# EXERCISE BRIEF:
Return the lines where the word "Fitness" occurs.

*** DATA SHOWN

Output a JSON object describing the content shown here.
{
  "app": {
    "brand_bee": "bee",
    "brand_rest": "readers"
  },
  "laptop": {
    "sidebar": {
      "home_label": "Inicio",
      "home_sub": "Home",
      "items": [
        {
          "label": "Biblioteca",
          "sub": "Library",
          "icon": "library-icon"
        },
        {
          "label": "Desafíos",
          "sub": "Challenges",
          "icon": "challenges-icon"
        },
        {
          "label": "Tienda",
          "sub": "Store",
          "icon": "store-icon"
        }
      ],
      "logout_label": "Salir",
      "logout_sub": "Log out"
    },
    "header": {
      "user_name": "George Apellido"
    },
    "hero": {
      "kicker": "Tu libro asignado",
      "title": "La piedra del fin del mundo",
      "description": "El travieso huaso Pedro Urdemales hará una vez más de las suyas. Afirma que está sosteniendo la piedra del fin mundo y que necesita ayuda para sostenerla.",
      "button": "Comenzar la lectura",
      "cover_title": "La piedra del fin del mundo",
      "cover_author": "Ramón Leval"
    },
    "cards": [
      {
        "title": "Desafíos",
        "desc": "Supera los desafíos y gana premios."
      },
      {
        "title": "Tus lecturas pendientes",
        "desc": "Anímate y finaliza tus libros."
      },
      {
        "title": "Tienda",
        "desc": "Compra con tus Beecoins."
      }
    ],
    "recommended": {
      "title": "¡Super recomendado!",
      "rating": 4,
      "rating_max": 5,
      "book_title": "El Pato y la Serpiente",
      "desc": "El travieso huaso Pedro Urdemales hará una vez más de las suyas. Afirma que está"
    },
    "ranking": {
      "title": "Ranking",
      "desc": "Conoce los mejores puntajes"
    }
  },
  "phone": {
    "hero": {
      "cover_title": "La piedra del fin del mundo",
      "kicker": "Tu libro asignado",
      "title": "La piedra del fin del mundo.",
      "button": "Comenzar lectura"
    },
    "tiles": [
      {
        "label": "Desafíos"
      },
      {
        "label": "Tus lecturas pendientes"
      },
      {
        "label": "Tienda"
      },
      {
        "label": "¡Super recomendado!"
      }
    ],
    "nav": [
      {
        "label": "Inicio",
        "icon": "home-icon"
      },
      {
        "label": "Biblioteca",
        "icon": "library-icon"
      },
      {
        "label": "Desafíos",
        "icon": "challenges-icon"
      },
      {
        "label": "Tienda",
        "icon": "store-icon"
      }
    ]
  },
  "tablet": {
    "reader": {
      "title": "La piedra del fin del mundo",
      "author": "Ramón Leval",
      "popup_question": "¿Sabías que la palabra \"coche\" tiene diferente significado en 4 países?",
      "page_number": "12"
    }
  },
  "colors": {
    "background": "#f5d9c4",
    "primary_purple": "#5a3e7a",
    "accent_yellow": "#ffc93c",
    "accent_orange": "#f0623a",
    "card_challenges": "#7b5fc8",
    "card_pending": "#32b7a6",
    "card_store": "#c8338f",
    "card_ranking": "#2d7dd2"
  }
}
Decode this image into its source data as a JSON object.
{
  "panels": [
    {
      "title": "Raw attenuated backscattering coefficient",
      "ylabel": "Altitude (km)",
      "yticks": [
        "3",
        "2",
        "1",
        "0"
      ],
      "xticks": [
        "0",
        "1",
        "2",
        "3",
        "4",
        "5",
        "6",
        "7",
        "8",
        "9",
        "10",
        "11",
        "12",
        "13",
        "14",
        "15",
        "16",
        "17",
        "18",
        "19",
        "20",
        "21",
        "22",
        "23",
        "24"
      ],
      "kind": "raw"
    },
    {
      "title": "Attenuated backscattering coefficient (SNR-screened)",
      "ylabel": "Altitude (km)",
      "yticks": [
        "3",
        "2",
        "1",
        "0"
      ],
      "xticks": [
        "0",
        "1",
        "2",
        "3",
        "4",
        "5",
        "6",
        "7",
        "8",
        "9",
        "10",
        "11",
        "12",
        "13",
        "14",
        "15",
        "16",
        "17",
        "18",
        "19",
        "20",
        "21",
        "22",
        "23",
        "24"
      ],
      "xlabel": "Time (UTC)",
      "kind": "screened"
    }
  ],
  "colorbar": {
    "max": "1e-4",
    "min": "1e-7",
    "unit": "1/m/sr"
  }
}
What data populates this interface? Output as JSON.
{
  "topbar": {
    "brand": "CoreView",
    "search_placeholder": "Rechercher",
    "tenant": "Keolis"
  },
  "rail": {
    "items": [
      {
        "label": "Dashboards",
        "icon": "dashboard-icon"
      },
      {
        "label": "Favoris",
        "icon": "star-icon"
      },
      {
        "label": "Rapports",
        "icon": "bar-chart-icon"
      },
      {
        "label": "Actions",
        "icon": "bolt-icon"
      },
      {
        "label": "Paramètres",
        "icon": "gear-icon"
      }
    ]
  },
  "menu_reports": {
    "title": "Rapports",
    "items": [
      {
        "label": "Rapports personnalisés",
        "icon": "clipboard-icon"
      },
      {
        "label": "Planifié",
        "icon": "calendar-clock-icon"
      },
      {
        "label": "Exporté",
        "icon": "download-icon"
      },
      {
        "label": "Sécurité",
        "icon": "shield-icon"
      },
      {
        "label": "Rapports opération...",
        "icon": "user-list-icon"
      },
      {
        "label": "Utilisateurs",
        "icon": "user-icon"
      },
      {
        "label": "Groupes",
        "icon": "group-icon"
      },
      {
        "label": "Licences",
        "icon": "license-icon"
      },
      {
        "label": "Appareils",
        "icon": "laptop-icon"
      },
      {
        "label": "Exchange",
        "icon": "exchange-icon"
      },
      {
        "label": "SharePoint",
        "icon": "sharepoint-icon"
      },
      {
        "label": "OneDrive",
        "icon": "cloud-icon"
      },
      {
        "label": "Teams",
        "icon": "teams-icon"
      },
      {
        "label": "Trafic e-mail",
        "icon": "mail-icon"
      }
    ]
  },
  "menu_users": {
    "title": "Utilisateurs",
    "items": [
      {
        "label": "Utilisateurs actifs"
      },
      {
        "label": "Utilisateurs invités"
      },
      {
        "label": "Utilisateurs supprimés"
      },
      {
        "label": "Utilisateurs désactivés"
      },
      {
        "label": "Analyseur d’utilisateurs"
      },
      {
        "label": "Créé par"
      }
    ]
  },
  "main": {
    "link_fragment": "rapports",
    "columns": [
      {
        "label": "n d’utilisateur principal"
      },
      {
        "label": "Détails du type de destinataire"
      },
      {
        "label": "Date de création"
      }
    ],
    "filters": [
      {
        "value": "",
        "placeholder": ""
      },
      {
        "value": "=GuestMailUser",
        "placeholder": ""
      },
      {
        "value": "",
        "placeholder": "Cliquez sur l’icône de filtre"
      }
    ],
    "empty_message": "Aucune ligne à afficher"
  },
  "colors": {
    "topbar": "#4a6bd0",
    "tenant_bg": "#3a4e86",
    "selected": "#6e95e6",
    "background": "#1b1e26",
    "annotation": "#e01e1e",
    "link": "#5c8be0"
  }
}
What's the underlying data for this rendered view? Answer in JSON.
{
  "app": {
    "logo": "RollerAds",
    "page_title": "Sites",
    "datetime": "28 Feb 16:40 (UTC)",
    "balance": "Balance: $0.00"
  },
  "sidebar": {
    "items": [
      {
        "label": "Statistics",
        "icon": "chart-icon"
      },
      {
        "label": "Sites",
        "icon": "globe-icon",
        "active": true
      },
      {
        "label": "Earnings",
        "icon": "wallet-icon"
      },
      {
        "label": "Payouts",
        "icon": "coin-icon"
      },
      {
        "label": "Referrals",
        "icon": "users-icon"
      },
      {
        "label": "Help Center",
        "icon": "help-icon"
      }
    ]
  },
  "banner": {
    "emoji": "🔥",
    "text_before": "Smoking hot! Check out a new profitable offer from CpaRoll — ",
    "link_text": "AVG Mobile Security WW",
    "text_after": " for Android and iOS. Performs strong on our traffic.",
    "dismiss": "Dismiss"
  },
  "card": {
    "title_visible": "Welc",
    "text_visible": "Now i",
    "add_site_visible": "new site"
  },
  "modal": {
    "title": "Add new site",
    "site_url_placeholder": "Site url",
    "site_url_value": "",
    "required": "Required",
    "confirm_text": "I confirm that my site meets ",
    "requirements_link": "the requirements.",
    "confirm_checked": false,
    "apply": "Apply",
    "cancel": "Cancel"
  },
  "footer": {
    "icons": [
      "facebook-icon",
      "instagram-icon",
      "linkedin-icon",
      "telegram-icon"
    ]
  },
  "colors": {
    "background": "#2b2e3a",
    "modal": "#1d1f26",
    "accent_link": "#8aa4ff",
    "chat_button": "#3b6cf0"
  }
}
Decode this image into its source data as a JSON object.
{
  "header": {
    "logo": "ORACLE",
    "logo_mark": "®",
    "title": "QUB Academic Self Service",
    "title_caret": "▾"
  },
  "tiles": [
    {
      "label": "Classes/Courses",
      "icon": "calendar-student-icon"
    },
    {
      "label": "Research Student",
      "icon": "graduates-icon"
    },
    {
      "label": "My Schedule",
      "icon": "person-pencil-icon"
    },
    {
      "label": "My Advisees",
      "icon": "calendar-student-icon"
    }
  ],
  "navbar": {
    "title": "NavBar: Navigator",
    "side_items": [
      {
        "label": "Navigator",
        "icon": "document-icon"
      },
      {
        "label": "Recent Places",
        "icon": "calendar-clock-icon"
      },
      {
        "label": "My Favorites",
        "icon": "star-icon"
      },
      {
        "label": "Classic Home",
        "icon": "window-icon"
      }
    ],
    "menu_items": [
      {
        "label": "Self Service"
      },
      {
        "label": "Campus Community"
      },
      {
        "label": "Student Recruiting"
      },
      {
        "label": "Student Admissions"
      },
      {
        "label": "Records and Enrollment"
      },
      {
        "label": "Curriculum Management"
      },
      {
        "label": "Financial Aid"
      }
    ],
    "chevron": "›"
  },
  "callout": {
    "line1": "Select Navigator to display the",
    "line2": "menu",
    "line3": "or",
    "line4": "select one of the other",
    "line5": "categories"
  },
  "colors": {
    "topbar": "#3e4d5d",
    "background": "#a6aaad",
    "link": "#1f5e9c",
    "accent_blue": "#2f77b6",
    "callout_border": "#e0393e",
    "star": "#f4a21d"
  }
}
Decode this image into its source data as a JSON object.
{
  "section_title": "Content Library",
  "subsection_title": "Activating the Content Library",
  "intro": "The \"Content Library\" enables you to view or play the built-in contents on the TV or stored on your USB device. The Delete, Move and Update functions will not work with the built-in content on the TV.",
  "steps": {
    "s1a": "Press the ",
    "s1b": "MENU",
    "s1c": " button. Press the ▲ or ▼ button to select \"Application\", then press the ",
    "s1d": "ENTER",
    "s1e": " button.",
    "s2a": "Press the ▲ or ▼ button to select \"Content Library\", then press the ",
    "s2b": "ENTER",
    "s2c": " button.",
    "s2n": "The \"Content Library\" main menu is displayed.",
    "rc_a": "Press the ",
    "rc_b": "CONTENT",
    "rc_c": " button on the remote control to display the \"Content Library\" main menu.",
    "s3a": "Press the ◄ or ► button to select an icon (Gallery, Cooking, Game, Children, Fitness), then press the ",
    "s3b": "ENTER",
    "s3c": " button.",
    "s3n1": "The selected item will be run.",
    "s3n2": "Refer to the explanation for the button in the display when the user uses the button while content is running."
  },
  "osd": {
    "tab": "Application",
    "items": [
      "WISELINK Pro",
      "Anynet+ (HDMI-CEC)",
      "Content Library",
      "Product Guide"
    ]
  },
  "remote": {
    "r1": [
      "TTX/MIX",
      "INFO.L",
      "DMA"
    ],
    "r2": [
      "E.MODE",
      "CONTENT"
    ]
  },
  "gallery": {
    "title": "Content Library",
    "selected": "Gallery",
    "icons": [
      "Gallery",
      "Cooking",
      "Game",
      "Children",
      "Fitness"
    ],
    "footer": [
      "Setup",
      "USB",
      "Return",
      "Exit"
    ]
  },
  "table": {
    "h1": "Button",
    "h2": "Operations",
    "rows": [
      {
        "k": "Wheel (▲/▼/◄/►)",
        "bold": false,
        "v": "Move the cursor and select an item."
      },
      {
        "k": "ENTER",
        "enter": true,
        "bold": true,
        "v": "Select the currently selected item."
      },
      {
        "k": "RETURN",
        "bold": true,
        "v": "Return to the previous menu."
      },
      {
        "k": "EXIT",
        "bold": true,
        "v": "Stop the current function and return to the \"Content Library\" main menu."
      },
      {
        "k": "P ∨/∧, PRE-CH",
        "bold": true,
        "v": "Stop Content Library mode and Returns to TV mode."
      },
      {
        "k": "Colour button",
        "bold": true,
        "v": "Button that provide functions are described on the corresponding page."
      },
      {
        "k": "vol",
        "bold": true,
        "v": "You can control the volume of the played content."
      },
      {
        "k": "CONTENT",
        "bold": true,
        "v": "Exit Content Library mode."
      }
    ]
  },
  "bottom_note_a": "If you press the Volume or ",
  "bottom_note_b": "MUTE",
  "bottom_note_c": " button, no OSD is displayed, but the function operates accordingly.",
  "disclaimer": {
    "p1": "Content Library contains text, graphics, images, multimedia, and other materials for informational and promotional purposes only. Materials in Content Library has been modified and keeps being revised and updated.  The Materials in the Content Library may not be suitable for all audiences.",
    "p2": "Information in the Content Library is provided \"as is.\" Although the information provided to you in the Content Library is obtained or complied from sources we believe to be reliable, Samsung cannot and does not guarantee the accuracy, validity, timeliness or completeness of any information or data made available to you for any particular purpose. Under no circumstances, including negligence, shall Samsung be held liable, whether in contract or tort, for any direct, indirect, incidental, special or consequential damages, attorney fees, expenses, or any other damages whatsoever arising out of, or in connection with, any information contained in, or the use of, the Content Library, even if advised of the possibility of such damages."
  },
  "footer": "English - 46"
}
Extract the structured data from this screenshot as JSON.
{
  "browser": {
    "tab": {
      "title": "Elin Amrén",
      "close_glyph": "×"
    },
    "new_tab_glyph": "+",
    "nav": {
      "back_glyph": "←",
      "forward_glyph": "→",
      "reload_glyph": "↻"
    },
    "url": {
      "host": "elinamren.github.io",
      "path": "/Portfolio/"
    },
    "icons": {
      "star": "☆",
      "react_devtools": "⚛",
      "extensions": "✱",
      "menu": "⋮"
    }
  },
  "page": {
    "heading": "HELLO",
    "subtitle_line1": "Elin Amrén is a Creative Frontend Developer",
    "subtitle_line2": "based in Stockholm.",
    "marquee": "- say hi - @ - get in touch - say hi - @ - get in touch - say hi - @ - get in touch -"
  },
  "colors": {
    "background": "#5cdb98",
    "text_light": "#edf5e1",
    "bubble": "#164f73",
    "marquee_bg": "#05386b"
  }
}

******

# THE REPLY:
    "s3a": "Press the ◄ or ► button to select an icon (Gallery, Cooking, Game, Children, Fitness), then press the ",
      "Fitness"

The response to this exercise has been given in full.